> **Exercise 1**: Extract the passage of the blog post below, everything from "A friend and" down to "other Tech fans.", without any changes.

Tuesday, April 24, 2007

A Week Later...

I don't want to re-live last week, not for anything. However, VaTech is pulling together, my daughter's back on campus and going to class, and the healing evidence of all the love shown that great school is abundantly clear. So it's time to try to return to "normal," which is surely altered from what it was on April 15.

A friend and I are plotting a funny, sexy, irreverent, honest look at women over fifty (and over eighty!) who form a friendship while crewing together on the Chesapeake Bay. They'll solve mysteries, help understand grandchildren, support each other in crises, and best of all, "tell it like it is." These women are not only active physically, their minds twirl a mile a minute. We're having fun discovering their foibles and strengths, and right now, how they'll ferret out who killed the 84-year-old's boytoy. Oh yeah, old broads rock!

On a Nascar note, the Richmond race is weekend after next. Can't wait. Already getting the tailgating gear down, cleaning the grill, and plotting a menu to feed three menfolk. Ward Burton's "VT" on the hood of his car in Phoenix meant a lot to me and other Tech fans.

Monday, April 16, 2007

Virginia Tech

I've just been through a nightmare, but nothing compared to the one my youngest survived today on the campus of Virginia Tech. She's fine - and with her sister at her university now, far from the lovely campus that has seen so much senseless bloodshed today. I'm grateful, very grateful, that my daughter, when her 8 o'clock class didn't have a professor show up, decided to go for coffee off campus. It's a parent's worse nightmare - being far away when your child is in the middle of a crisis, and you're helpless to rush to her aid. At least her sister was close enough to be there for her.

I was thinking today how everything, like a bad writing day, falls into its proper place of importance, which is slim and none, when you're trying to ascertain if your child is alive after a tragedy strikes. My prayers today were heartfelt and universal - for the students and their families, for everyone involved with the university, and the law enforcement officers who had so much to handle. Thank you to everyone who called and emailed, asking if (s)he could help in any way. It means a lot to me and my husband.

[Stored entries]
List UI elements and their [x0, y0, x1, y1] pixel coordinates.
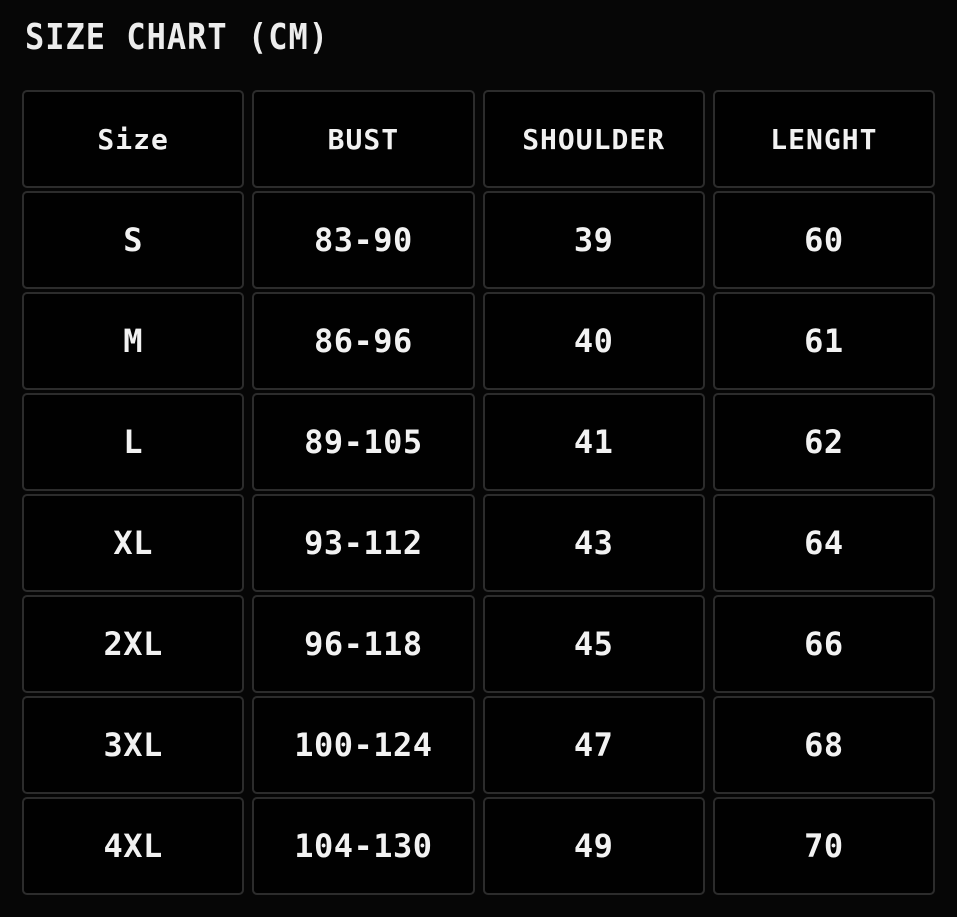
size-cell: 3XL	[22, 696, 245, 794]
size-cell: 2XL	[22, 595, 245, 693]
shoulder-cell: 49	[482, 797, 705, 895]
table-row: 3XL 100-124 47 68	[22, 696, 935, 794]
bust-cell: 104-130	[252, 797, 475, 895]
size-cell: 4XL	[22, 797, 245, 895]
shoulder-cell: 41	[482, 393, 705, 491]
table-row: M 86-96 40 61	[22, 292, 935, 390]
bust-cell: 86-96	[252, 292, 475, 390]
size-cell: M	[22, 292, 245, 390]
size-cell: S	[22, 191, 245, 289]
table-row: 4XL 104-130 49 70	[22, 797, 935, 895]
length-cell: 62	[712, 393, 935, 491]
length-cell: 70	[712, 797, 935, 895]
shoulder-cell: 43	[482, 494, 705, 592]
page-title: SIZE CHART (CM)	[25, 16, 329, 58]
table-row: S 83-90 39 60	[22, 191, 935, 289]
column-header-size: Size	[22, 90, 245, 188]
bust-cell: 93-112	[252, 494, 475, 592]
shoulder-cell: 47	[482, 696, 705, 794]
length-cell: 66	[712, 595, 935, 693]
length-cell: 68	[712, 696, 935, 794]
table-header-row: Size BUST SHOULDER LENGHT	[22, 90, 935, 188]
table-row: 2XL 96-118 45 66	[22, 595, 935, 693]
table-row: XL 93-112 43 64	[22, 494, 935, 592]
table-row: L 89-105 41 62	[22, 393, 935, 491]
shoulder-cell: 45	[482, 595, 705, 693]
column-header-length: LENGHT	[712, 90, 935, 188]
shoulder-cell: 40	[482, 292, 705, 390]
bust-cell: 100-124	[252, 696, 475, 794]
size-cell: L	[22, 393, 245, 491]
size-cell: XL	[22, 494, 245, 592]
length-cell: 60	[712, 191, 935, 289]
bust-cell: 96-118	[252, 595, 475, 693]
column-header-shoulder: SHOULDER	[482, 90, 705, 188]
length-cell: 61	[712, 292, 935, 390]
bust-cell: 89-105	[252, 393, 475, 491]
column-header-bust: BUST	[252, 90, 475, 188]
shoulder-cell: 39	[482, 191, 705, 289]
size-chart-table: Size BUST SHOULDER LENGHT S 83-90 39 60 …	[22, 90, 935, 895]
length-cell: 64	[712, 494, 935, 592]
bust-cell: 83-90	[252, 191, 475, 289]
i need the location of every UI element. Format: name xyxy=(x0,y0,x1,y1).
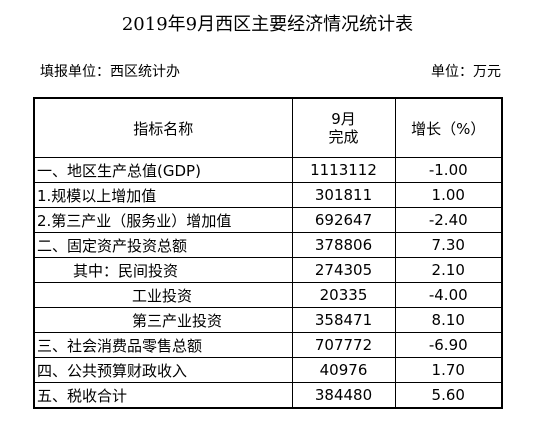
row-growth: 2.10 xyxy=(394,257,503,283)
row-value: 692647 xyxy=(291,207,396,233)
row-name: 四、公共预算财政收入 xyxy=(33,357,293,383)
row-name: 1.规模以上增加值 xyxy=(33,182,293,208)
row-growth: 1.00 xyxy=(394,182,503,208)
table-row: 五、税收合计 384480 5.60 xyxy=(33,382,503,409)
page-title: 2019年9月西区主要经济情况统计表 xyxy=(121,14,414,35)
row-value: 384480 xyxy=(291,382,396,409)
row-growth: 8.10 xyxy=(394,307,503,333)
row-value: 301811 xyxy=(291,182,396,208)
row-value: 20335 xyxy=(291,282,396,308)
row-name: 一、地区生产总值(GDP) xyxy=(33,157,293,183)
row-growth: -6.90 xyxy=(394,332,503,358)
header-month-completed: 9月 完成 xyxy=(291,97,396,158)
table-row: 其中：民间投资 274305 2.10 xyxy=(33,257,503,283)
table-header-row: 指标名称 9月 完成 增长（%） xyxy=(33,97,503,158)
table-row: 四、公共预算财政收入 40976 1.70 xyxy=(33,357,503,383)
row-growth: -4.00 xyxy=(394,282,503,308)
row-value: 707772 xyxy=(291,332,396,358)
row-name: 其中：民间投资 xyxy=(33,257,293,283)
statistics-table: 指标名称 9月 完成 增长（%） 一、地区生产总值(GDP) 1113112 -… xyxy=(33,97,503,409)
header-indicator-name: 指标名称 xyxy=(33,97,293,158)
row-growth: -2.40 xyxy=(394,207,503,233)
row-value: 1113112 xyxy=(291,157,396,183)
row-name: 五、税收合计 xyxy=(33,382,293,409)
table-row: 1.规模以上增加值 301811 1.00 xyxy=(33,182,503,208)
row-growth: -1.00 xyxy=(394,157,503,183)
row-name: 2.第三产业（服务业）增加值 xyxy=(33,207,293,233)
header-month: 9月 xyxy=(331,110,356,128)
row-name: 第三产业投资 xyxy=(33,307,293,333)
table-row: 一、地区生产总值(GDP) 1113112 -1.00 xyxy=(33,157,503,183)
unit-label: 单位：万元 xyxy=(431,64,501,80)
row-growth: 5.60 xyxy=(394,382,503,409)
header-completed: 完成 xyxy=(328,128,359,146)
table-row: 2.第三产业（服务业）增加值 692647 -2.40 xyxy=(33,207,503,233)
row-value: 358471 xyxy=(291,307,396,333)
header-growth: 增长（%） xyxy=(394,97,503,158)
row-value: 378806 xyxy=(291,232,396,258)
table-row: 三、社会消费品零售总额 707772 -6.90 xyxy=(33,332,503,358)
row-value: 40976 xyxy=(291,357,396,383)
reporting-unit: 填报单位：西区统计办 xyxy=(40,64,180,80)
row-name: 工业投资 xyxy=(33,282,293,308)
table-row: 第三产业投资 358471 8.10 xyxy=(33,307,503,333)
table-row: 二、固定资产投资总额 378806 7.30 xyxy=(33,232,503,258)
table-row: 工业投资 20335 -4.00 xyxy=(33,282,503,308)
row-value: 274305 xyxy=(291,257,396,283)
row-growth: 7.30 xyxy=(394,232,503,258)
row-growth: 1.70 xyxy=(394,357,503,383)
row-name: 三、社会消费品零售总额 xyxy=(33,332,293,358)
row-name: 二、固定资产投资总额 xyxy=(33,232,293,258)
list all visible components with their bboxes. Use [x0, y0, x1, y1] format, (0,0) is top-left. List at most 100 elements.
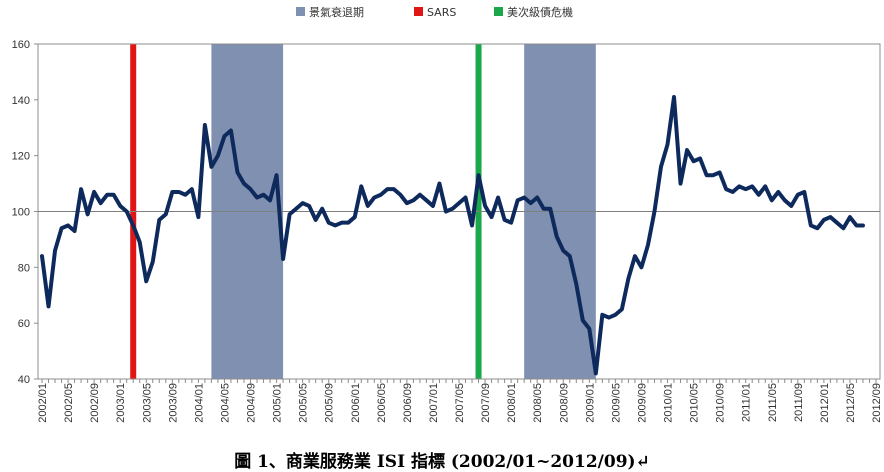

> **Exercise 2**: Copy, word for word, the lines of the listing from the one containing "696, 245, 794]" down to the one containing "i need the location", including both of those lines.

> **Final answer 1**:
A friend and I are plotting a funny, sexy, irreverent, honest look at women over fifty (and over eighty!) who form a friendship while crewing together on the Chesapeake Bay. They'll solve mysteries, help understand grandchildren, support each other in crises, and best of all, "tell it like it is." These women are not only active physically, their minds twirl a mile a minute. We're having fun discovering their foibles and strengths, and right now, how they'll ferret out who killed the 84-year-old's boytoy. Oh yeah, old broads rock!

On a Nascar note, the Richmond race is weekend after next. Can't wait. Already getting the tailgating gear down, cleaning the grill, and plotting a menu to feed three menfolk. Ward Burton's "VT" on the hood of his car in Phoenix meant a lot to me and other Tech fans.

> **Final answer 2**:
size-cell: 3XL	[22, 696, 245, 794]
size-cell: 2XL	[22, 595, 245, 693]
shoulder-cell: 49	[482, 797, 705, 895]
table-row: 3XL 100-124 47 68	[22, 696, 935, 794]
bust-cell: 104-130	[252, 797, 475, 895]
size-cell: 4XL	[22, 797, 245, 895]
shoulder-cell: 41	[482, 393, 705, 491]
table-row: M 86-96 40 61	[22, 292, 935, 390]
bust-cell: 86-96	[252, 292, 475, 390]
size-cell: M	[22, 292, 245, 390]
size-cell: S	[22, 191, 245, 289]
table-row: 4XL 104-130 49 70	[22, 797, 935, 895]
length-cell: 62	[712, 393, 935, 491]
length-cell: 70	[712, 797, 935, 895]
shoulder-cell: 43	[482, 494, 705, 592]
page-title: SIZE CHART (CM)	[25, 16, 329, 58]
table-row: S 83-90 39 60	[22, 191, 935, 289]
column-header-size: Size	[22, 90, 245, 188]
bust-cell: 93-112	[252, 494, 475, 592]
shoulder-cell: 47	[482, 696, 705, 794]
length-cell: 66	[712, 595, 935, 693]
length-cell: 68	[712, 696, 935, 794]
table-header-row: Size BUST SHOULDER LENGHT	[22, 90, 935, 188]
table-row: 2XL 96-118 45 66	[22, 595, 935, 693]
table-row: XL 93-112 43 64	[22, 494, 935, 592]
table-row: L 89-105 41 62	[22, 393, 935, 491]
shoulder-cell: 45	[482, 595, 705, 693]
column-header-length: LENGHT	[712, 90, 935, 188]
shoulder-cell: 40	[482, 292, 705, 390]
bust-cell: 100-124	[252, 696, 475, 794]
size-cell: L	[22, 393, 245, 491]
size-cell: XL	[22, 494, 245, 592]
length-cell: 60	[712, 191, 935, 289]
bust-cell: 96-118	[252, 595, 475, 693]
column-header-shoulder: SHOULDER	[482, 90, 705, 188]
length-cell: 61	[712, 292, 935, 390]
bust-cell: 89-105	[252, 393, 475, 491]
column-header-bust: BUST	[252, 90, 475, 188]
shoulder-cell: 39	[482, 191, 705, 289]
size-chart-table: Size BUST SHOULDER LENGHT S 83-90 39 60 …	[22, 90, 935, 895]
length-cell: 64	[712, 494, 935, 592]
bust-cell: 83-90	[252, 191, 475, 289]
i need the location of every UI element. Format: name xyxy=(x0,y0,x1,y1).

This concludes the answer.